(RECORDS FOR THIS TASK)
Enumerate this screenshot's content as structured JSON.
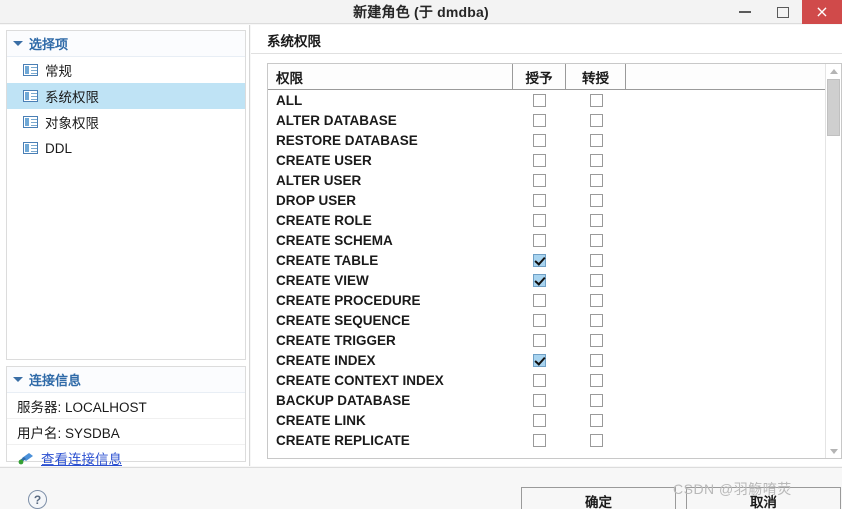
{
  "window": {
    "title": "新建角色  (于 dmdba)",
    "minimize_label": "最小化",
    "maximize_label": "最大化",
    "close_label": "×"
  },
  "sidebar": {
    "options_section": {
      "header": "选择项",
      "items": [
        {
          "label": "常规",
          "selected": false
        },
        {
          "label": "系统权限",
          "selected": true
        },
        {
          "label": "对象权限",
          "selected": false
        },
        {
          "label": "DDL",
          "selected": false
        }
      ]
    },
    "connection_section": {
      "header": "连接信息",
      "server": "服务器: LOCALHOST",
      "user": "用户名: SYSDBA",
      "view_link": "查看连接信息"
    }
  },
  "main": {
    "panel_title": "系统权限",
    "table": {
      "columns": [
        "权限",
        "授予",
        "转授"
      ],
      "rows": [
        {
          "name": "ALL",
          "grant": false,
          "transfer": false
        },
        {
          "name": "ALTER DATABASE",
          "grant": false,
          "transfer": false
        },
        {
          "name": "RESTORE DATABASE",
          "grant": false,
          "transfer": false
        },
        {
          "name": "CREATE USER",
          "grant": false,
          "transfer": false
        },
        {
          "name": "ALTER USER",
          "grant": false,
          "transfer": false
        },
        {
          "name": "DROP USER",
          "grant": false,
          "transfer": false
        },
        {
          "name": "CREATE ROLE",
          "grant": false,
          "transfer": false
        },
        {
          "name": "CREATE SCHEMA",
          "grant": false,
          "transfer": false
        },
        {
          "name": "CREATE TABLE",
          "grant": true,
          "transfer": false
        },
        {
          "name": "CREATE VIEW",
          "grant": true,
          "transfer": false
        },
        {
          "name": "CREATE PROCEDURE",
          "grant": false,
          "transfer": false
        },
        {
          "name": "CREATE SEQUENCE",
          "grant": false,
          "transfer": false
        },
        {
          "name": "CREATE TRIGGER",
          "grant": false,
          "transfer": false
        },
        {
          "name": "CREATE INDEX",
          "grant": true,
          "transfer": false
        },
        {
          "name": "CREATE CONTEXT INDEX",
          "grant": false,
          "transfer": false
        },
        {
          "name": "BACKUP DATABASE",
          "grant": false,
          "transfer": false
        },
        {
          "name": "CREATE LINK",
          "grant": false,
          "transfer": false
        },
        {
          "name": "CREATE REPLICATE",
          "grant": false,
          "transfer": false
        }
      ]
    }
  },
  "footer": {
    "help_label": "?",
    "ok_label": "确定",
    "cancel_label": "取消"
  },
  "watermark": "CSDN @羽觞唷荧",
  "colors": {
    "selection": "#bfe3f5",
    "link": "#2a4fd0",
    "section_header": "#2f6aa8",
    "close_button": "#d04a4a",
    "checkbox_checked": "#a8d4f0"
  }
}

(GIVEN INSTRUCTION) From the data above, pick out each line containing "DATABASE" and copy it.

(OUTPUT)
          "name": "ALTER DATABASE",
          "name": "RESTORE DATABASE",
          "name": "BACKUP DATABASE",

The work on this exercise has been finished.